* Set task
Send each entry back exactly as given, pictures excluded.

* Data
::::

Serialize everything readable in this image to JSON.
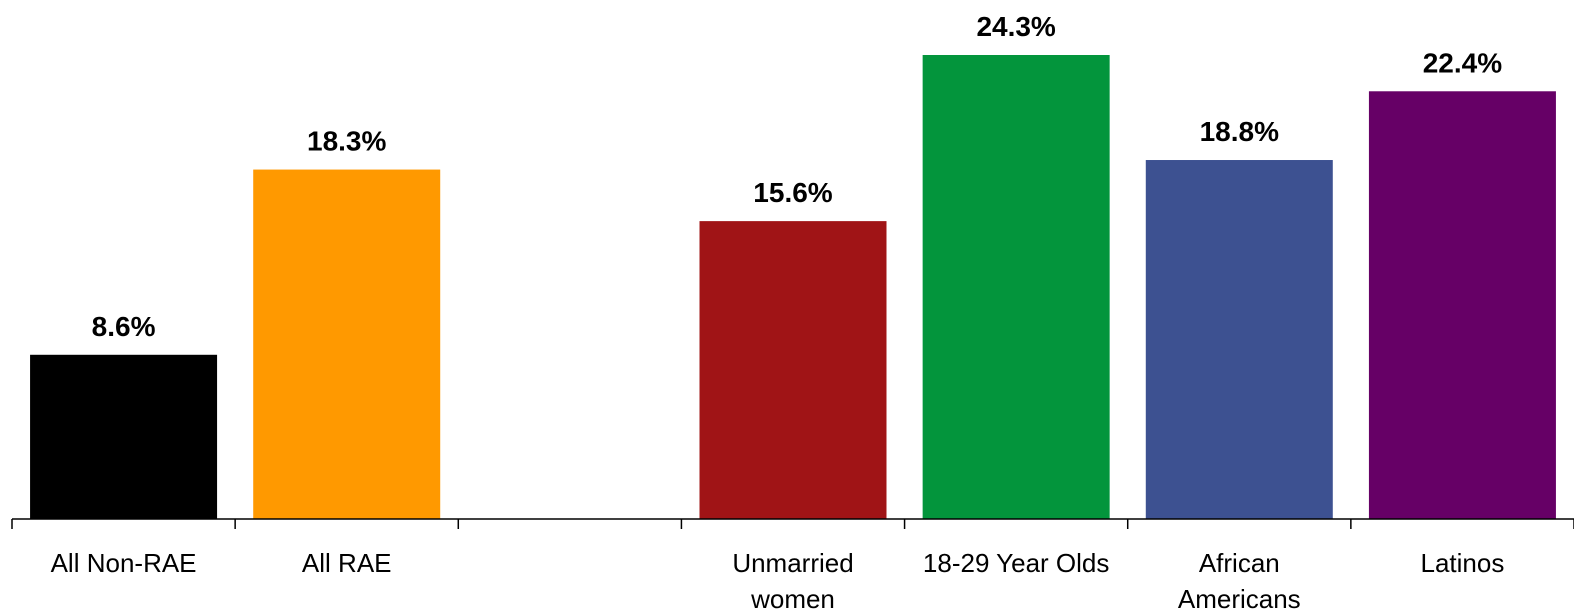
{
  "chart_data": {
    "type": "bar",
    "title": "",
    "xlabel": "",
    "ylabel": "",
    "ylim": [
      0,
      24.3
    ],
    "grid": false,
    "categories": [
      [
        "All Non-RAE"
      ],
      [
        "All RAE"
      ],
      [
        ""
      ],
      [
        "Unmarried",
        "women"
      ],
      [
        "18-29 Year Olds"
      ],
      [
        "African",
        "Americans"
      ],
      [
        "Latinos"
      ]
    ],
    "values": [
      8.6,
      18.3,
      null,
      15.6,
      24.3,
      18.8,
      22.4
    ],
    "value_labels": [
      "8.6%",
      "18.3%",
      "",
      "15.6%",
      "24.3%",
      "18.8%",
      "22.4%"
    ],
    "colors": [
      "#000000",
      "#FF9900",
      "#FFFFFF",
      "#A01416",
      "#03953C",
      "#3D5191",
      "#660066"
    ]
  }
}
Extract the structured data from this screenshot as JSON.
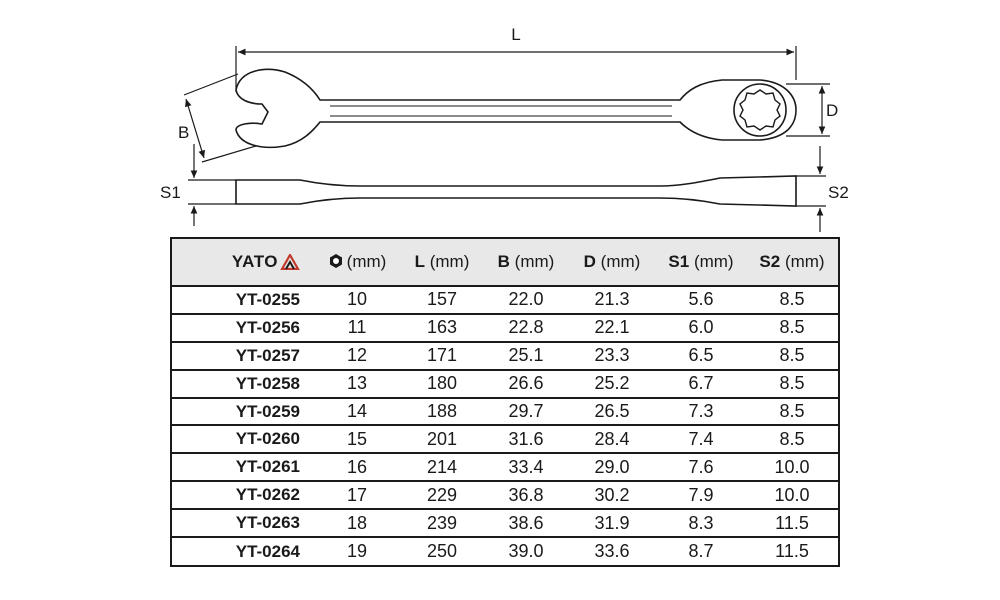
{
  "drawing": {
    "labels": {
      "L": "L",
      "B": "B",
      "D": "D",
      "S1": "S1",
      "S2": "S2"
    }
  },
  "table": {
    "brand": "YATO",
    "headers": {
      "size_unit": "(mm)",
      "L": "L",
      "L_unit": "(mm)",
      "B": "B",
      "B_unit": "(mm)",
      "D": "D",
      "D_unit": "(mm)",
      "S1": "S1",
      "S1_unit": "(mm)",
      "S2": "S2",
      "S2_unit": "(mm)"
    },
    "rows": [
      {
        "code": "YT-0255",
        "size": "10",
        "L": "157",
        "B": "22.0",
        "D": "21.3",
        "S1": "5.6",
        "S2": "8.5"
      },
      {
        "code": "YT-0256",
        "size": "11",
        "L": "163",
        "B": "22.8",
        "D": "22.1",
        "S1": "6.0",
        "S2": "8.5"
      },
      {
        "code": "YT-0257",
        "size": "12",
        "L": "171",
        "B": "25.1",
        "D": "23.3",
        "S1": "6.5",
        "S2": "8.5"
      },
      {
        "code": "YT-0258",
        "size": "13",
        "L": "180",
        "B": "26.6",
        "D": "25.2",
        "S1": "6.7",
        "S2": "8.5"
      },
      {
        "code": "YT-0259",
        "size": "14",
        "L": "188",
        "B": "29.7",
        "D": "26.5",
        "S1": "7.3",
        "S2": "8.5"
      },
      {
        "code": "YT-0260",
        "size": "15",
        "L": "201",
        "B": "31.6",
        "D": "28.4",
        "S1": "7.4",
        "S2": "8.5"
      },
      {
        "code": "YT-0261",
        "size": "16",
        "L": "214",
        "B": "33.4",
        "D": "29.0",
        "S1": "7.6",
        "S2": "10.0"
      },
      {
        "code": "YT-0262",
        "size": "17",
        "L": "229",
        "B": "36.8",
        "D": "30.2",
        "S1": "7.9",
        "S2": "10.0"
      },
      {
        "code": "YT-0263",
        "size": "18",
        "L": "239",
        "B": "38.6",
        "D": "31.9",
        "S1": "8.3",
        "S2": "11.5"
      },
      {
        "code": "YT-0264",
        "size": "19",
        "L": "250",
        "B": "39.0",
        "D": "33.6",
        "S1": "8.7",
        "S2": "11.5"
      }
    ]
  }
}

::::

* Reply to the exercise
Serialize everything readable in this image to JSON.
{
  "chart_data": {
    "type": "bar",
    "title": "",
    "xlabel": "",
    "ylabel": "",
    "ylim": [
      0,
      24.3
    ],
    "grid": false,
    "categories": [
      [
        "All Non-RAE"
      ],
      [
        "All RAE"
      ],
      [
        ""
      ],
      [
        "Unmarried",
        "women"
      ],
      [
        "18-29 Year Olds"
      ],
      [
        "African",
        "Americans"
      ],
      [
        "Latinos"
      ]
    ],
    "values": [
      8.6,
      18.3,
      null,
      15.6,
      24.3,
      18.8,
      22.4
    ],
    "value_labels": [
      "8.6%",
      "18.3%",
      "",
      "15.6%",
      "24.3%",
      "18.8%",
      "22.4%"
    ],
    "colors": [
      "#000000",
      "#FF9900",
      "#FFFFFF",
      "#A01416",
      "#03953C",
      "#3D5191",
      "#660066"
    ]
  }
}
Extract the structured data from this screenshot as JSON.
{
  "drawing": {
    "labels": {
      "L": "L",
      "B": "B",
      "D": "D",
      "S1": "S1",
      "S2": "S2"
    }
  },
  "table": {
    "brand": "YATO",
    "headers": {
      "size_unit": "(mm)",
      "L": "L",
      "L_unit": "(mm)",
      "B": "B",
      "B_unit": "(mm)",
      "D": "D",
      "D_unit": "(mm)",
      "S1": "S1",
      "S1_unit": "(mm)",
      "S2": "S2",
      "S2_unit": "(mm)"
    },
    "rows": [
      {
        "code": "YT-0255",
        "size": "10",
        "L": "157",
        "B": "22.0",
        "D": "21.3",
        "S1": "5.6",
        "S2": "8.5"
      },
      {
        "code": "YT-0256",
        "size": "11",
        "L": "163",
        "B": "22.8",
        "D": "22.1",
        "S1": "6.0",
        "S2": "8.5"
      },
      {
        "code": "YT-0257",
        "size": "12",
        "L": "171",
        "B": "25.1",
        "D": "23.3",
        "S1": "6.5",
        "S2": "8.5"
      },
      {
        "code": "YT-0258",
        "size": "13",
        "L": "180",
        "B": "26.6",
        "D": "25.2",
        "S1": "6.7",
        "S2": "8.5"
      },
      {
        "code": "YT-0259",
        "size": "14",
        "L": "188",
        "B": "29.7",
        "D": "26.5",
        "S1": "7.3",
        "S2": "8.5"
      },
      {
        "code": "YT-0260",
        "size": "15",
        "L": "201",
        "B": "31.6",
        "D": "28.4",
        "S1": "7.4",
        "S2": "8.5"
      },
      {
        "code": "YT-0261",
        "size": "16",
        "L": "214",
        "B": "33.4",
        "D": "29.0",
        "S1": "7.6",
        "S2": "10.0"
      },
      {
        "code": "YT-0262",
        "size": "17",
        "L": "229",
        "B": "36.8",
        "D": "30.2",
        "S1": "7.9",
        "S2": "10.0"
      },
      {
        "code": "YT-0263",
        "size": "18",
        "L": "239",
        "B": "38.6",
        "D": "31.9",
        "S1": "8.3",
        "S2": "11.5"
      },
      {
        "code": "YT-0264",
        "size": "19",
        "L": "250",
        "B": "39.0",
        "D": "33.6",
        "S1": "8.7",
        "S2": "11.5"
      }
    ]
  }
}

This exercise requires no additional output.